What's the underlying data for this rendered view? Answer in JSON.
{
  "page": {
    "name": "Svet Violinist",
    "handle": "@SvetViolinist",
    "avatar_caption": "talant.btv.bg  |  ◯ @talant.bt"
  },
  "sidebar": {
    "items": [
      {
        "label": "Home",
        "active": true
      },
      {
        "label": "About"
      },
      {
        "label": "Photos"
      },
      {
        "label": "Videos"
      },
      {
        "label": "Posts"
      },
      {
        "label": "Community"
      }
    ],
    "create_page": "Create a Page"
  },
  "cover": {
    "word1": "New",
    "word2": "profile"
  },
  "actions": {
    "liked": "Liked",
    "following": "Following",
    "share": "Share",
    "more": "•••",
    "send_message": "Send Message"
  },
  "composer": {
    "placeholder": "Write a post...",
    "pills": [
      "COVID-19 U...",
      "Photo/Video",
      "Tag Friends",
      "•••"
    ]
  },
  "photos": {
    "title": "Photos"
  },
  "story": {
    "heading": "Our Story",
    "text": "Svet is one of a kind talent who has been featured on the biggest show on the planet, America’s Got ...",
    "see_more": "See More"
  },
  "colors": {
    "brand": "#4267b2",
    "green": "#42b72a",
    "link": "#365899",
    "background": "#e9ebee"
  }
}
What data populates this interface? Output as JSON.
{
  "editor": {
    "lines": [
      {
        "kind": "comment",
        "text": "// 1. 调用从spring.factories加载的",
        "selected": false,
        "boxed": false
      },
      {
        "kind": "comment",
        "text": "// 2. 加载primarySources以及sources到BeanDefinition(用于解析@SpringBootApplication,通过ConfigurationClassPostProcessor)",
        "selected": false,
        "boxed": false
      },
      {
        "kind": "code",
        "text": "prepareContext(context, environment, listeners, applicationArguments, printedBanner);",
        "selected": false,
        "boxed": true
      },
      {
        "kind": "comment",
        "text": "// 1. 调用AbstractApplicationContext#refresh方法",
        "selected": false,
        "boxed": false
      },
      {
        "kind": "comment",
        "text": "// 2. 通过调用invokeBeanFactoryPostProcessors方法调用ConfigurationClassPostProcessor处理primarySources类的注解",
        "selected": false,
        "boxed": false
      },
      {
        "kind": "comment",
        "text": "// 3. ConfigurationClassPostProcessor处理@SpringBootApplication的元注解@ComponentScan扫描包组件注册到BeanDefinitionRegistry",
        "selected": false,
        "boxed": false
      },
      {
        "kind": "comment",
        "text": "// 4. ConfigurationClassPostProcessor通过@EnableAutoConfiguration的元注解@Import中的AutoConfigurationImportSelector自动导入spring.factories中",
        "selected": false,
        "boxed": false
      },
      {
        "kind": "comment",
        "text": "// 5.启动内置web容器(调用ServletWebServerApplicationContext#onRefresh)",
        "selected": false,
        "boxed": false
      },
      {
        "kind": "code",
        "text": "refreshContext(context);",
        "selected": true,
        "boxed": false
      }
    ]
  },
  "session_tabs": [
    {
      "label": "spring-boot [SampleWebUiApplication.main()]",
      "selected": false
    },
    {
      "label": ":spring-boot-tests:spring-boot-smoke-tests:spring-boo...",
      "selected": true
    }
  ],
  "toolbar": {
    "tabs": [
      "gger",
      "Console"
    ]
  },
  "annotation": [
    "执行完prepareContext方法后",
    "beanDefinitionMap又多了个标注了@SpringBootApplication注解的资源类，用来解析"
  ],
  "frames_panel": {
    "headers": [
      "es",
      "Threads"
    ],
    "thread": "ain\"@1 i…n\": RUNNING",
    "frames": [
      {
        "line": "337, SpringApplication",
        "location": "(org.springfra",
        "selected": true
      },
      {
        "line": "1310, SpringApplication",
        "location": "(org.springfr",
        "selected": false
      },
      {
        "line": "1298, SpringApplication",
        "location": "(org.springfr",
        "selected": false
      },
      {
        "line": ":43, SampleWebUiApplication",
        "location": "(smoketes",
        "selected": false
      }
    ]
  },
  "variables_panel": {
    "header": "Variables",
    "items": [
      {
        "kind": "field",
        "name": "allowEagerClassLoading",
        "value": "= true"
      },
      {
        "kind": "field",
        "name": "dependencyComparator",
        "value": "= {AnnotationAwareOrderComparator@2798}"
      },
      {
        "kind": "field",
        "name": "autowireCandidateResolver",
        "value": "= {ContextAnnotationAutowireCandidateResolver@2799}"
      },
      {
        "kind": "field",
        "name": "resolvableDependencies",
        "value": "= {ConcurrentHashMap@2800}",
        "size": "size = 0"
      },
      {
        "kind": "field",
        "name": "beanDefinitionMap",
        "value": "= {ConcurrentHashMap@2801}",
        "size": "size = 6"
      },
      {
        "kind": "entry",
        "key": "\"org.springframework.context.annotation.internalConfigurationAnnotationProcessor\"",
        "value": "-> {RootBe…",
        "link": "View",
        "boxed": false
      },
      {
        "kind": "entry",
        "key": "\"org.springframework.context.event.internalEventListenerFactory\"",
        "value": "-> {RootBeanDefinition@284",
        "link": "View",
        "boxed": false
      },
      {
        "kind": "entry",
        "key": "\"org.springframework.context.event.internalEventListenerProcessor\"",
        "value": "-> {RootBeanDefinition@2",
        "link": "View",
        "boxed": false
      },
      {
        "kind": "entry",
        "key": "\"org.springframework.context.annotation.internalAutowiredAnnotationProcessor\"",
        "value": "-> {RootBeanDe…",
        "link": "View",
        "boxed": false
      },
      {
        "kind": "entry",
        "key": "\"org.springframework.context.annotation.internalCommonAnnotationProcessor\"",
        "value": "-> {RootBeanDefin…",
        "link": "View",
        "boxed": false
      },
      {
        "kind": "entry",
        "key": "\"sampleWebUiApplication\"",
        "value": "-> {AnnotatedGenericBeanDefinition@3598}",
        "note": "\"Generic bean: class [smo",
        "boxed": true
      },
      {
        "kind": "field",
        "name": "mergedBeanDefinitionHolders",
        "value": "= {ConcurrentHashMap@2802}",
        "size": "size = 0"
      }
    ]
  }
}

= = =

Provide the count, and nothing else, of lines in the data above where the word "location" occurs.

4